## [Objective]
Search the data below for the word "Indonesia" and copy each line that holds it.
====
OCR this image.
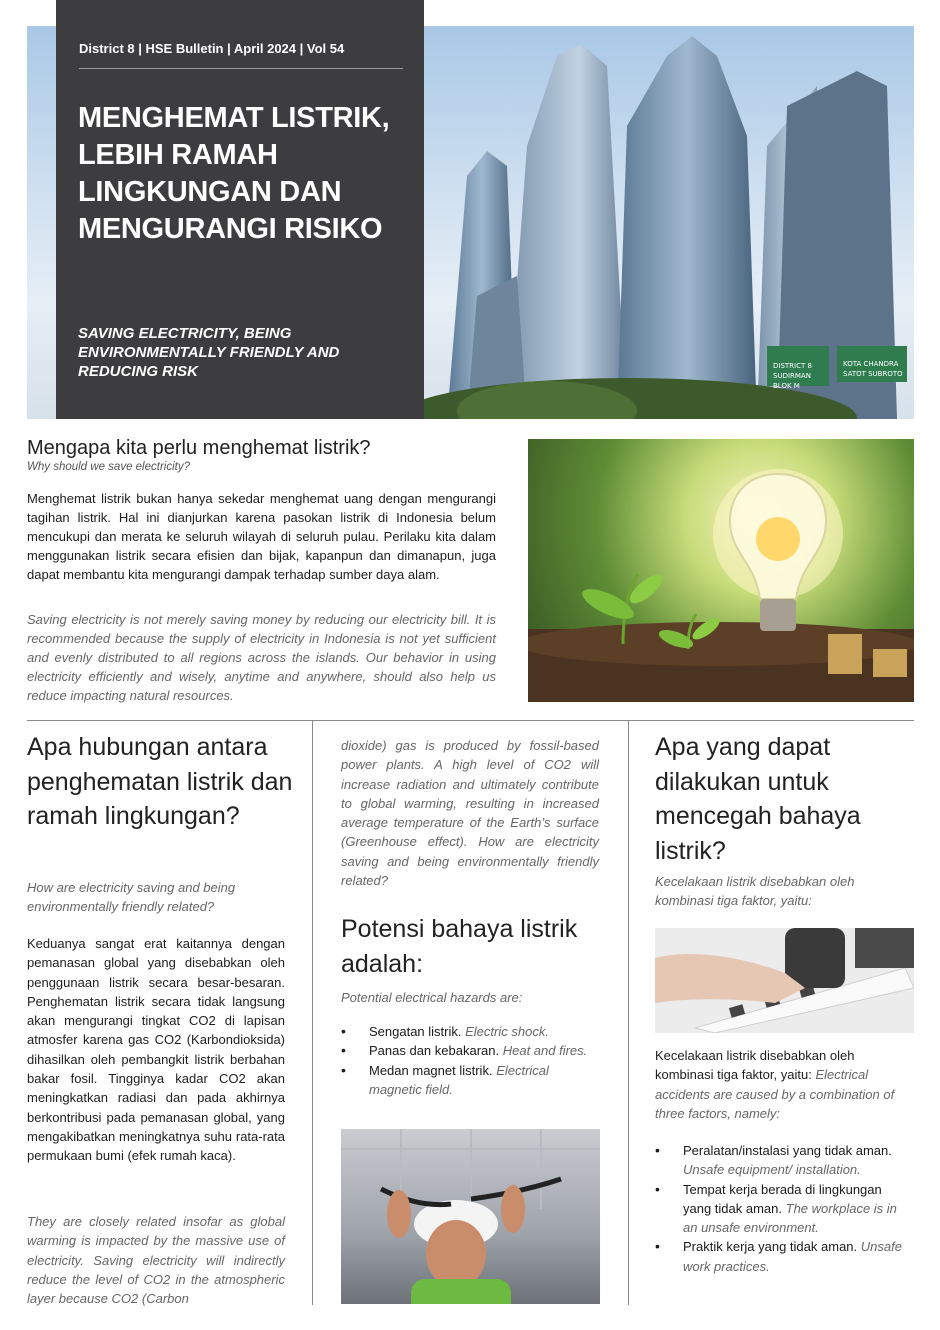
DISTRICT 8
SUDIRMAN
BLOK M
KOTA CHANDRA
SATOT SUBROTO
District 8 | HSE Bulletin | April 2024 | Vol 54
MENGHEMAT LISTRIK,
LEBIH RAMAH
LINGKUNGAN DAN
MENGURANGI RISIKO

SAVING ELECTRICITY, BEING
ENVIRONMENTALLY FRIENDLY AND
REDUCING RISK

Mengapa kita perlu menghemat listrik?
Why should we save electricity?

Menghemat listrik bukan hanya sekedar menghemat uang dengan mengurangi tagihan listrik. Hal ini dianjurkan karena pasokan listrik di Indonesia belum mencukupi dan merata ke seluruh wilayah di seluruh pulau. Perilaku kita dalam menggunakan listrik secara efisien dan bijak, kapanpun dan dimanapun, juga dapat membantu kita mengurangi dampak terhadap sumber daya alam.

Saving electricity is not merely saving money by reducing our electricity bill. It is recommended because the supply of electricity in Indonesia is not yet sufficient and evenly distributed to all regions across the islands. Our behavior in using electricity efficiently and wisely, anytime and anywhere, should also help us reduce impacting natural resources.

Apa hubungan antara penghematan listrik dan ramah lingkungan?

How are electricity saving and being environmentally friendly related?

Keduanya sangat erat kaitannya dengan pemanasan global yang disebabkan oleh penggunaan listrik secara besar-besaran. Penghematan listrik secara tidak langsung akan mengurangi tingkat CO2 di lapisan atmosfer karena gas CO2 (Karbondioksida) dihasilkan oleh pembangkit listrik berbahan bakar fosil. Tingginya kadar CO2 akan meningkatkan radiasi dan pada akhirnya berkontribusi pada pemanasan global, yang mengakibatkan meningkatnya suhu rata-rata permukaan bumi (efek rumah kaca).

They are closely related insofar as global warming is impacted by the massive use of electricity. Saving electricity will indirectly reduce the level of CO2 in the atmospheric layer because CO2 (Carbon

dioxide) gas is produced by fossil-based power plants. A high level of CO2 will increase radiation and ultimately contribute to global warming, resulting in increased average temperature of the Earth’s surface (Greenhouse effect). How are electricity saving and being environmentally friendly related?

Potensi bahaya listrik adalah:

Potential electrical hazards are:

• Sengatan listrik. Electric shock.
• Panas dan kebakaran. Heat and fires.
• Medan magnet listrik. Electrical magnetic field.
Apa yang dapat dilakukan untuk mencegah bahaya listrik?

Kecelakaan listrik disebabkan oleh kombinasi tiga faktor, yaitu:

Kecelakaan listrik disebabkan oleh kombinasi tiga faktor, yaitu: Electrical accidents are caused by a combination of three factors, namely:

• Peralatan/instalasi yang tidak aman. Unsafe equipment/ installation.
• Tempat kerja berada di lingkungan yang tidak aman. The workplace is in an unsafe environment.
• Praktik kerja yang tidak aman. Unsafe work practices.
====
## [Expected answer]
Menghemat listrik bukan hanya sekedar menghemat uang dengan mengurangi tagihan listrik. Hal ini dianjurkan karena pasokan listrik di Indonesia belum mencukupi dan merata ke seluruh wilayah di seluruh pulau. Perilaku kita dalam menggunakan listrik secara efisien dan bijak, kapanpun dan dimanapun, juga dapat membantu kita mengurangi dampak terhadap sumber daya alam.
Saving electricity is not merely saving money by reducing our electricity bill. It is recommended because the supply of electricity in Indonesia is not yet sufficient and evenly distributed to all regions across the islands. Our behavior in using electricity efficiently and wisely, anytime and anywhere, should also help us reduce impacting natural resources.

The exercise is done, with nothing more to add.